#### SUPPLIED PASSAGE:
###

[PATCHSET 0/2] Eliminated need for io thread manager

public inbox for [email protected]
 help / color / mirror / Atom feed

* [PATCHSET 0/2] Eliminated need for io thread manager
@ 2021-03-22 18:00 Jens Axboe
  2021-03-22 18:00 ` [PATCH 1/2] kernel: allow fork with TIF_NOTIFY_SIGNAL pending Jens Axboe
                   ` (2 more replies)
  0 siblings, 3 replies; 4+ messages in thread
From: Jens Axboe @ 2021-03-22 18:00 UTC (permalink / raw)
  To: io-uring

Hi,

Currently (5.12+) any ring that gets created will get an io-wq manager
created. The manager is tasked with creating async workers, if they are
needed. Earlier (5.11 and prior), io_uring would create the manager
thread, and the manager thread would create a static worker per NUMA node
and more if needed. Hence 5.12+ is more lean than earlier, but I would
like us to get to the point where no threads are created if they aren't
strictly needed. For workloads that never need async offload, it's
pointless to create one (or more) threads that just sit idle.

With that in mind, here's a patchset that attempts to do that. There
should be no functional changes here - if we do need an async worker,
the first one created will stick around for the lifetime of the ring.
And more are created as needed, using the same logic as before. The only
difference is that a ring will NOT get a thread by default, only when
it actually needs one is it created.

Comments welcome! This passes normal regression testing, but no further
testing has been done yet.

-- 
Jens Axboe

^ permalink raw reply	[flat|nested] 4+ messages in thread

* [PATCH 1/2] kernel: allow fork with TIF_NOTIFY_SIGNAL pending
  2021-03-22 18:00 [PATCHSET 0/2] Eliminated need for io thread manager Jens Axboe
@ 2021-03-22 18:00 ` Jens Axboe
  2021-03-22 18:00 ` [PATCH 2/2] io-wq: eliminate the need for a manager thread Jens Axboe
       [not found] ` <[email protected]>
  2 siblings, 0 replies; 4+ messages in thread
From: Jens Axboe @ 2021-03-22 18:00 UTC (permalink / raw)
  To: io-uring; +Cc: Jens Axboe

fork() fails if signal_pending() is true, but there are two conditions
that can lead to that:

1) An actual signal is pending. We want fork to fail for that one, like
   we always have.

###

#### DO THIS:
Continue the io-wq manager patch thread above, picking up right after its last sentence.

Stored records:
###

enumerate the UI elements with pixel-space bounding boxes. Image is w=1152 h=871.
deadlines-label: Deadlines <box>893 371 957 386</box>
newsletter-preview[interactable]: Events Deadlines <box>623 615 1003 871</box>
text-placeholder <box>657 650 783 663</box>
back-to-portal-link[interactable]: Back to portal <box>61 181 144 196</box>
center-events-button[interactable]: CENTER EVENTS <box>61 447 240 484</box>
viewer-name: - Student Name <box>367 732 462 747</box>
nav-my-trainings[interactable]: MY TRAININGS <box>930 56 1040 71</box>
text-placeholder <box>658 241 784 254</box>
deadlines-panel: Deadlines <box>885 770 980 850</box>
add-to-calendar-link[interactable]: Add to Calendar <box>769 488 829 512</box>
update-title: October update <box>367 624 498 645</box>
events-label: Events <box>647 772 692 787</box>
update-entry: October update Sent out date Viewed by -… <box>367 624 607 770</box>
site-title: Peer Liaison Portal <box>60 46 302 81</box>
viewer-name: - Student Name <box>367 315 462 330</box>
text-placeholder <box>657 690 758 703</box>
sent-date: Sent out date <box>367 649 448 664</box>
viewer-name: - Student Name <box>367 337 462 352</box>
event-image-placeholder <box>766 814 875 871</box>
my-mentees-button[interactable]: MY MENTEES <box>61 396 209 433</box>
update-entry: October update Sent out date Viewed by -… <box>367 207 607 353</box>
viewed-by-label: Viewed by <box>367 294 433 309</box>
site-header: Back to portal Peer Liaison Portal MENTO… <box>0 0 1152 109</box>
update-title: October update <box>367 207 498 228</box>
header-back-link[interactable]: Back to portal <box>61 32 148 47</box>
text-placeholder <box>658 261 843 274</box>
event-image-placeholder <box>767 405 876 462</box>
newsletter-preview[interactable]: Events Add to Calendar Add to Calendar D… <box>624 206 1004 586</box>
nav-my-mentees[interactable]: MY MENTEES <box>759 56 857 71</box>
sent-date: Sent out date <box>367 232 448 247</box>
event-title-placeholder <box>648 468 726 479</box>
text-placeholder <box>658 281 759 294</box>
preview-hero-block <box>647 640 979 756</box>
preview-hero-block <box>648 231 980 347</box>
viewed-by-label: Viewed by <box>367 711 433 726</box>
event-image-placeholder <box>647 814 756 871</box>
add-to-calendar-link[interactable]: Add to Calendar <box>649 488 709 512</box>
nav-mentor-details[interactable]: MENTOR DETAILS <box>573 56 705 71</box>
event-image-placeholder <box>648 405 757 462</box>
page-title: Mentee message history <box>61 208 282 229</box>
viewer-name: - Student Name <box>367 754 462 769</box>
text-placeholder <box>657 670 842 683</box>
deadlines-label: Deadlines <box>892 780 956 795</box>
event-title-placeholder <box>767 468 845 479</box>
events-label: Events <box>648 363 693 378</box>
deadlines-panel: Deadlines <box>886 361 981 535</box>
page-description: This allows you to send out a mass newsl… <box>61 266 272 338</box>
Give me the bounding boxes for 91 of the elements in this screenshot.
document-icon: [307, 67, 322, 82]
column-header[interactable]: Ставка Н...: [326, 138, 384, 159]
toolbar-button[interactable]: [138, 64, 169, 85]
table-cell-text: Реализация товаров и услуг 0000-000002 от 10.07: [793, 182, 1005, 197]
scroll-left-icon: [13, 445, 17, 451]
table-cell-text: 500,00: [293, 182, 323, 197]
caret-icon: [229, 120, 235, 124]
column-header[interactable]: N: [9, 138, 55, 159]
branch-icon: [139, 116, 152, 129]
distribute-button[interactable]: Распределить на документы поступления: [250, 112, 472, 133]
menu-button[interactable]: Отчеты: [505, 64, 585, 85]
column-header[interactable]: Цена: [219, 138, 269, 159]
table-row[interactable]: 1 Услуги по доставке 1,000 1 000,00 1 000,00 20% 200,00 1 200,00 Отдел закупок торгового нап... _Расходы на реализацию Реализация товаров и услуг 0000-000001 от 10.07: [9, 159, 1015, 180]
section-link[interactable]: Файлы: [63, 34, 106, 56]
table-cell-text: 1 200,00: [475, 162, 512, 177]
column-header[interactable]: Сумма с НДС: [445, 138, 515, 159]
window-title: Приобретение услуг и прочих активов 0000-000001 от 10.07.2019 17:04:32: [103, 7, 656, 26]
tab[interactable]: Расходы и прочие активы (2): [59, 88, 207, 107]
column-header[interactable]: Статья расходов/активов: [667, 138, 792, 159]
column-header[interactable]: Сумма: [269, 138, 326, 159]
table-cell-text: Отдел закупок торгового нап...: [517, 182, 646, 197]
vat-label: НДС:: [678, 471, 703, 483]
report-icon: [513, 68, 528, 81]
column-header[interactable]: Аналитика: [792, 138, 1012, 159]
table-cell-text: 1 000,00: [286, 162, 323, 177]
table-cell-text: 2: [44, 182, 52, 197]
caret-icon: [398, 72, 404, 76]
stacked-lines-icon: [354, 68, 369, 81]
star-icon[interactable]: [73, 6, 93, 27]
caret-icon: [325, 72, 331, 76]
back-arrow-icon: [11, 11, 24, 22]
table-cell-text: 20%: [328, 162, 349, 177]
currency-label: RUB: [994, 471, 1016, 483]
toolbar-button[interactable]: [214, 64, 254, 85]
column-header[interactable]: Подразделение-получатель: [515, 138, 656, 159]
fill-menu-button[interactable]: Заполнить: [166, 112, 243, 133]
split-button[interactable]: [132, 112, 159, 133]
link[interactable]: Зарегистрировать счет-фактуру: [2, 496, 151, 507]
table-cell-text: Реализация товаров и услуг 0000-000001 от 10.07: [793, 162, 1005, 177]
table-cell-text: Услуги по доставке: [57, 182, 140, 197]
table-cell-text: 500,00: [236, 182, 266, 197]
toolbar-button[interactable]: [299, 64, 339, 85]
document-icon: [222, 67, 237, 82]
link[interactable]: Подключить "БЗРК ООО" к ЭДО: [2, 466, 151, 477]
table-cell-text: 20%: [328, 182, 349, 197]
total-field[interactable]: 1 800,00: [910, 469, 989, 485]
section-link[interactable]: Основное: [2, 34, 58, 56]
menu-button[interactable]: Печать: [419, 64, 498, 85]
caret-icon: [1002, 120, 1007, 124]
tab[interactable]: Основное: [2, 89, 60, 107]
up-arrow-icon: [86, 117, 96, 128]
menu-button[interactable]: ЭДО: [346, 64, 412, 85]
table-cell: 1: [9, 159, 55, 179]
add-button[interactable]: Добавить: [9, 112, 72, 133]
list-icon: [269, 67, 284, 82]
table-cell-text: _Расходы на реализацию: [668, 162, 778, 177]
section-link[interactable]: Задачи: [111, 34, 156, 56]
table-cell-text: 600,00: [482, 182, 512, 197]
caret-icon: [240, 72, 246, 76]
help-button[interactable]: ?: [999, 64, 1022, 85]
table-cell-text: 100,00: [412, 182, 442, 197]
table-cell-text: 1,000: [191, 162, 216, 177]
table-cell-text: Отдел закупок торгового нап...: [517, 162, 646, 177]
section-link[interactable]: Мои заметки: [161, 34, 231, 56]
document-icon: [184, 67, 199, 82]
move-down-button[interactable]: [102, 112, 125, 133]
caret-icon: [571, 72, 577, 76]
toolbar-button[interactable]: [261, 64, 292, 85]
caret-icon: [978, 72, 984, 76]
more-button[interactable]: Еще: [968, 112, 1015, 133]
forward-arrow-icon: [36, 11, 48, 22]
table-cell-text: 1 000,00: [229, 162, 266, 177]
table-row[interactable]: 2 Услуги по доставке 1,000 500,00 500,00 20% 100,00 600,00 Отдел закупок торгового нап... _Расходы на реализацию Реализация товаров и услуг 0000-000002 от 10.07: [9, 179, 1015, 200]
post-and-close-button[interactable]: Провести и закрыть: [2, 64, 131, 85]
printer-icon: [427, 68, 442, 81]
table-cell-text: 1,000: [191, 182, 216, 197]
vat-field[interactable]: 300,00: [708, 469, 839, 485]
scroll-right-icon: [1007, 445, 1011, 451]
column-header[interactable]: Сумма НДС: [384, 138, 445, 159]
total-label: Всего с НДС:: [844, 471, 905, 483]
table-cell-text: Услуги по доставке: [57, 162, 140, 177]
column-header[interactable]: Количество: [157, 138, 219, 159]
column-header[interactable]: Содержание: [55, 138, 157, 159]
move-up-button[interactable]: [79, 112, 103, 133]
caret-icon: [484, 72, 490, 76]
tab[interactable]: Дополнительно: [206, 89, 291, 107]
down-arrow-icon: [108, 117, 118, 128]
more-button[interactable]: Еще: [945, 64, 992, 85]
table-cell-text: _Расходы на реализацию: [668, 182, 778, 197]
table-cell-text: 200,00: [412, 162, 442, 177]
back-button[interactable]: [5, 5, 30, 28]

###

#### RESULT FOR THIS EXERCISE:
2) TIF_NOTIFY_SIGNAL is pending, because the task has pending task_work.
   We don't need to make it fail for that case.

Allow fork() to proceed if just task_work is pending, by changing the
signal_pending() check to task_sigpending().

Signed-off-by: Jens Axboe <[email protected]>
---
 kernel/fork.c | 2 +-
 1 file changed, 1 insertion(+), 1 deletion(-)

diff --git a/kernel/fork.c b/kernel/fork.c
index 54cc905e5fe0..254e08c65de9 100644
--- a/kernel/fork.c
+++ b/kernel/fork.c
@@ -1941,7 +1941,7 @@ static __latent_entropy struct task_struct *copy_process(
 	recalc_sigpending();
 	spin_unlock_irq(&current->sighand->siglock);
 	retval = -ERESTARTNOINTR;
-	if (signal_pending(current))
+	if (task_sigpending(current))
 		goto fork_out;
 
 	retval = -ENOMEM;
-- 
2.31.0


^ permalink raw reply related	[flat|nested] 4+ messages in thread

* [PATCH 2/2] io-wq: eliminate the need for a manager thread
  2021-03-22 18:00 [PATCHSET 0/2] Eliminated need for io thread manager Jens Axboe
  2021-03-22 18:00 ` [PATCH 1/2] kernel: allow fork with TIF_NOTIFY_SIGNAL pending Jens Axboe
@ 2021-03-22 18:00 ` Jens Axboe
       [not found] ` <[email protected]>
  2 siblings, 0 replies; 4+ messages in thread
From: Jens Axboe @ 2021-03-22 18:00 UTC (permalink / raw)
  To: io-uring; +Cc: Jens Axboe

io-wq relies on a manager thread to create/fork new workers, as needed.
But there's really no strong need for it anymore. We have the following
cases that fork a new worker:

1) Work queue. This is done from the task itself always, and it's trivial
   to create a worker off that path, if needed.

2) All workers have gone to sleep, and we have more work. This is called
   off the sched out path. For this case, use a task_work items to queue
   a fork-worker operation.

3) Hashed work completion. Don't think we need to do anything off this
   case. If need be, it could just use approach 2 as well.

Part of this change is incrementing the running worker count before the
fork, to avoid cases where we observe we need a worker and then queue
creation of one. Then new work comes in, we fork a new one. That last
queue operation should have waited for the previous worker to come up,
it's quite possible we don't even need it. Hence move the worker running
from before we fork it off to more efficiently handle that case.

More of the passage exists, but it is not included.